▽

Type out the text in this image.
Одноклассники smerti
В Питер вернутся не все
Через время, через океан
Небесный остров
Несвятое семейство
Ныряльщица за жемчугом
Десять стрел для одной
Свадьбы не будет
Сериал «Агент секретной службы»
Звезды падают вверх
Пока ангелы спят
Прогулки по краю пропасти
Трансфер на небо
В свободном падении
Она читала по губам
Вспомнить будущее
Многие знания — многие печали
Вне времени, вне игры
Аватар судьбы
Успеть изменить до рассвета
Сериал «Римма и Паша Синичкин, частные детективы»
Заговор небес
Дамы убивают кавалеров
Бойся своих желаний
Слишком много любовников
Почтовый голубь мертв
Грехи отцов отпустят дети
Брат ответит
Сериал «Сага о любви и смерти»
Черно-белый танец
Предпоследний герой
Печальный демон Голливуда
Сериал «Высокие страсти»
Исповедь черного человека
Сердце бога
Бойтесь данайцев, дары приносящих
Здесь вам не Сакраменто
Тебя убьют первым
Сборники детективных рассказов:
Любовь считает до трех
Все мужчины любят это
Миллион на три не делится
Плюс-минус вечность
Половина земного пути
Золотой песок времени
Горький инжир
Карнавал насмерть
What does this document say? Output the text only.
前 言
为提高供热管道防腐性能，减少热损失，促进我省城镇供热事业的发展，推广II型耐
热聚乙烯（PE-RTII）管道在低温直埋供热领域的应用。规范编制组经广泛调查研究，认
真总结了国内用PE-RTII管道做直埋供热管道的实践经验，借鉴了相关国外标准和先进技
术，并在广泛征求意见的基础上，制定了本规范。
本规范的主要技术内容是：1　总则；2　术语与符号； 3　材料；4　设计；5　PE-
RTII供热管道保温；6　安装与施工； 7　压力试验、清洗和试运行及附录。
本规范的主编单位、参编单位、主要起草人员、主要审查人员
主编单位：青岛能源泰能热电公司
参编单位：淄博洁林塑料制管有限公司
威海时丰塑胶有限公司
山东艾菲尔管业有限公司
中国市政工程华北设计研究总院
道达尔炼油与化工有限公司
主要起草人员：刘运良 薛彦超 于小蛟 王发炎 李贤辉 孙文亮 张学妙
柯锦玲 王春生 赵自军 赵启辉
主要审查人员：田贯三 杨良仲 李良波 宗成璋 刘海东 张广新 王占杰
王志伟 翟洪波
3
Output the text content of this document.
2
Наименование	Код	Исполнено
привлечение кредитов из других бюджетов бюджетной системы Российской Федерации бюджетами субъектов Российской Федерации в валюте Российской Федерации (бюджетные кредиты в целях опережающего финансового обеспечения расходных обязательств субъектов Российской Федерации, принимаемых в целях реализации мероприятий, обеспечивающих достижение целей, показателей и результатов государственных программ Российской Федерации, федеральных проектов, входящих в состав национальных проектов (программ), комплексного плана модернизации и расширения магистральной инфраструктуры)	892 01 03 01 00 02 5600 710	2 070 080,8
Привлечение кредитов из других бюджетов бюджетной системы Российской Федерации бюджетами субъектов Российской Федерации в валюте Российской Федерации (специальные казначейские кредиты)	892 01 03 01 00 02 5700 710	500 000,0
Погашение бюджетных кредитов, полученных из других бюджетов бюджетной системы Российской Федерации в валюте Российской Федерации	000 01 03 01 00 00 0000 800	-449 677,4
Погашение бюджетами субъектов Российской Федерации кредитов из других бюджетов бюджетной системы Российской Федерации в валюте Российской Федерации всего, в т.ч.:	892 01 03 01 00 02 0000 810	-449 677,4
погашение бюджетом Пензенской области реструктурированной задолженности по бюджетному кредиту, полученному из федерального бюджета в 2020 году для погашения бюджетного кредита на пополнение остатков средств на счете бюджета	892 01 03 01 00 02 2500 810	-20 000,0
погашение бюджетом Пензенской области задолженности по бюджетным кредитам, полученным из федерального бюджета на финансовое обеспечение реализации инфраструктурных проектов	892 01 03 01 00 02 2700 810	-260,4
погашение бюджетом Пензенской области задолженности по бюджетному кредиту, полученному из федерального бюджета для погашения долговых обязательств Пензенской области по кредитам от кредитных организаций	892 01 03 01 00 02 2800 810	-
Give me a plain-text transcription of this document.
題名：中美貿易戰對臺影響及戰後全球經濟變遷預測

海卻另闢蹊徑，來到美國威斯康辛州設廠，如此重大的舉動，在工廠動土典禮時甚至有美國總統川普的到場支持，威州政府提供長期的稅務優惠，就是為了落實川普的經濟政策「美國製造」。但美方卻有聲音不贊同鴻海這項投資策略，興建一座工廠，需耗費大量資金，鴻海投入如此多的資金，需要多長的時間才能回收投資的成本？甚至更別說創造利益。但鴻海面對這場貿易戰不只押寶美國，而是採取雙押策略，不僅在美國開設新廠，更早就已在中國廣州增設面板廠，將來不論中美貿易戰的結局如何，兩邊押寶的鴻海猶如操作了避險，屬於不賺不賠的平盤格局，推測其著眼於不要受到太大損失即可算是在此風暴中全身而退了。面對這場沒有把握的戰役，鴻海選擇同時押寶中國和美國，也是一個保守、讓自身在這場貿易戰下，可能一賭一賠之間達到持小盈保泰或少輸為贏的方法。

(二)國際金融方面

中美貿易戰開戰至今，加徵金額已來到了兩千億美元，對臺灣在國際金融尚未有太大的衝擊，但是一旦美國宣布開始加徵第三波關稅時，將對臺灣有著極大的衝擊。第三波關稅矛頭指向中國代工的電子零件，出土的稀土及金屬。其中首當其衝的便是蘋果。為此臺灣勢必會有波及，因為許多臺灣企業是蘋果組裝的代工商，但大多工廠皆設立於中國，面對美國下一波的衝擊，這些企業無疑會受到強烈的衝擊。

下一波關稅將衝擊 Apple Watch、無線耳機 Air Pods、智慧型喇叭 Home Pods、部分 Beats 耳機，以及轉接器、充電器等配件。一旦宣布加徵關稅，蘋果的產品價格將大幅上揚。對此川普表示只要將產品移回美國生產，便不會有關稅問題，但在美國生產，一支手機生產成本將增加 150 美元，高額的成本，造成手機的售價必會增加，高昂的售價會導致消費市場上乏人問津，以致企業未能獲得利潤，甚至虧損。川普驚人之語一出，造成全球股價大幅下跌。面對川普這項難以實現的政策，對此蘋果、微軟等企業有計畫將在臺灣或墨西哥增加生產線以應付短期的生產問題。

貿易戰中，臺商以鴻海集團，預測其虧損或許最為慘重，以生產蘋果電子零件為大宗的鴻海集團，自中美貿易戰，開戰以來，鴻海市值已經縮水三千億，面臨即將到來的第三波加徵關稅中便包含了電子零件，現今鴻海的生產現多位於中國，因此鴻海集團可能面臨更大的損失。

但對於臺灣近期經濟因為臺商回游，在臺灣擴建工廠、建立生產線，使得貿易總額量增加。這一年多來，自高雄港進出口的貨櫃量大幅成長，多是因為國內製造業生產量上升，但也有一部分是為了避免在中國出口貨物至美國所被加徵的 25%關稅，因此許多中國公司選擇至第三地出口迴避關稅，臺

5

△

Write out the full listing, keeping every line exactly as it is.

Type out the text in this image.
Одноклассники smerti
В Питер вернутся не все
Через время, через океан
Небесный остров
Несвятое семейство
Ныряльщица за жемчугом
Десять стрел для одной
Свадьбы не будет
Сериал «Агент секретной службы»
Звезды падают вверх
Пока ангелы спят
Прогулки по краю пропасти
Трансфер на небо
В свободном падении
Она читала по губам
Вспомнить будущее
Многие знания — многие печали
Вне времени, вне игры
Аватар судьбы
Успеть изменить до рассвета
Сериал «Римма и Паша Синичкин, частные детективы»
Заговор небес
Дамы убивают кавалеров
Бойся своих желаний
Слишком много любовников
Почтовый голубь мертв
Грехи отцов отпустят дети
Брат ответит
Сериал «Сага о любви и смерти»
Черно-белый танец
Предпоследний герой
Печальный демон Голливуда
Сериал «Высокие страсти»
Исповедь черного человека
Сердце бога
Бойтесь данайцев, дары приносящих
Здесь вам не Сакраменто
Тебя убьют первым
Сборники детективных рассказов:
Любовь считает до трех
Все мужчины любят это
Миллион на три не делится
Плюс-минус вечность
Половина земного пути
Золотой песок времени
Горький инжир
Карнавал насмерть
What does this document say? Output the text only.
前 言
为提高供热管道防腐性能，减少热损失，促进我省城镇供热事业的发展，推广II型耐
热聚乙烯（PE-RTII）管道在低温直埋供热领域的应用。规范编制组经广泛调查研究，认
真总结了国内用PE-RTII管道做直埋供热管道的实践经验，借鉴了相关国外标准和先进技
术，并在广泛征求意见的基础上，制定了本规范。
本规范的主要技术内容是：1　总则；2　术语与符号； 3　材料；4　设计；5　PE-
RTII供热管道保温；6　安装与施工； 7　压力试验、清洗和试运行及附录。
本规范的主编单位、参编单位、主要起草人员、主要审查人员
主编单位：青岛能源泰能热电公司
参编单位：淄博洁林塑料制管有限公司
威海时丰塑胶有限公司
山东艾菲尔管业有限公司
中国市政工程华北设计研究总院
道达尔炼油与化工有限公司
主要起草人员：刘运良 薛彦超 于小蛟 王发炎 李贤辉 孙文亮 张学妙
柯锦玲 王春生 赵自军 赵启辉
主要审查人员：田贯三 杨良仲 李良波 宗成璋 刘海东 张广新 王占杰
王志伟 翟洪波
3
Output the text content of this document.
2
Наименование	Код	Исполнено
привлечение кредитов из других бюджетов бюджетной системы Российской Федерации бюджетами субъектов Российской Федерации в валюте Российской Федерации (бюджетные кредиты в целях опережающего финансового обеспечения расходных обязательств субъектов Российской Федерации, принимаемых в целях реализации мероприятий, обеспечивающих достижение целей, показателей и результатов государственных программ Российской Федерации, федеральных проектов, входящих в состав национальных проектов (программ), комплексного плана модернизации и расширения магистральной инфраструктуры)	892 01 03 01 00 02 5600 710	2 070 080,8
Привлечение кредитов из других бюджетов бюджетной системы Российской Федерации бюджетами субъектов Российской Федерации в валюте Российской Федерации (специальные казначейские кредиты)	892 01 03 01 00 02 5700 710	500 000,0
Погашение бюджетных кредитов, полученных из других бюджетов бюджетной системы Российской Федерации в валюте Российской Федерации	000 01 03 01 00 00 0000 800	-449 677,4
Погашение бюджетами субъектов Российской Федерации кредитов из других бюджетов бюджетной системы Российской Федерации в валюте Российской Федерации всего, в т.ч.:	892 01 03 01 00 02 0000 810	-449 677,4
погашение бюджетом Пензенской области реструктурированной задолженности по бюджетному кредиту, полученному из федерального бюджета в 2020 году для погашения бюджетного кредита на пополнение остатков средств на счете бюджета	892 01 03 01 00 02 2500 810	-20 000,0
погашение бюджетом Пензенской области задолженности по бюджетным кредитам, полученным из федерального бюджета на финансовое обеспечение реализации инфраструктурных проектов	892 01 03 01 00 02 2700 810	-260,4
погашение бюджетом Пензенской области задолженности по бюджетному кредиту, полученному из федерального бюджета для погашения долговых обязательств Пензенской области по кредитам от кредитных организаций	892 01 03 01 00 02 2800 810	-
Give me a plain-text transcription of this document.
題名：中美貿易戰對臺影響及戰後全球經濟變遷預測

海卻另闢蹊徑，來到美國威斯康辛州設廠，如此重大的舉動，在工廠動土典禮時甚至有美國總統川普的到場支持，威州政府提供長期的稅務優惠，就是為了落實川普的經濟政策「美國製造」。但美方卻有聲音不贊同鴻海這項投資策略，興建一座工廠，需耗費大量資金，鴻海投入如此多的資金，需要多長的時間才能回收投資的成本？甚至更別說創造利益。但鴻海面對這場貿易戰不只押寶美國，而是採取雙押策略，不僅在美國開設新廠，更早就已在中國廣州增設面板廠，將來不論中美貿易戰的結局如何，兩邊押寶的鴻海猶如操作了避險，屬於不賺不賠的平盤格局，推測其著眼於不要受到太大損失即可算是在此風暴中全身而退了。面對這場沒有把握的戰役，鴻海選擇同時押寶中國和美國，也是一個保守、讓自身在這場貿易戰下，可能一賭一賠之間達到持小盈保泰或少輸為贏的方法。

(二)國際金融方面

中美貿易戰開戰至今，加徵金額已來到了兩千億美元，對臺灣在國際金融尚未有太大的衝擊，但是一旦美國宣布開始加徵第三波關稅時，將對臺灣有著極大的衝擊。第三波關稅矛頭指向中國代工的電子零件，出土的稀土及金屬。其中首當其衝的便是蘋果。為此臺灣勢必會有波及，因為許多臺灣企業是蘋果組裝的代工商，但大多工廠皆設立於中國，面對美國下一波的衝擊，這些企業無疑會受到強烈的衝擊。

下一波關稅將衝擊 Apple Watch、無線耳機 Air Pods、智慧型喇叭 Home Pods、部分 Beats 耳機，以及轉接器、充電器等配件。一旦宣布加徵關稅，蘋果的產品價格將大幅上揚。對此川普表示只要將產品移回美國生產，便不會有關稅問題，但在美國生產，一支手機生產成本將增加 150 美元，高額的成本，造成手機的售價必會增加，高昂的售價會導致消費市場上乏人問津，以致企業未能獲得利潤，甚至虧損。川普驚人之語一出，造成全球股價大幅下跌。面對川普這項難以實現的政策，對此蘋果、微軟等企業有計畫將在臺灣或墨西哥增加生產線以應付短期的生產問題。

貿易戰中，臺商以鴻海集團，預測其虧損或許最為慘重，以生產蘋果電子零件為大宗的鴻海集團，自中美貿易戰，開戰以來，鴻海市值已經縮水三千億，面臨即將到來的第三波加徵關稅中便包含了電子零件，現今鴻海的生產現多位於中國，因此鴻海集團可能面臨更大的損失。

但對於臺灣近期經濟因為臺商回游，在臺灣擴建工廠、建立生產線，使得貿易總額量增加。這一年多來，自高雄港進出口的貨櫃量大幅成長，多是因為國內製造業生產量上升，但也有一部分是為了避免在中國出口貨物至美國所被加徵的 25%關稅，因此許多中國公司選擇至第三地出口迴避關稅，臺

5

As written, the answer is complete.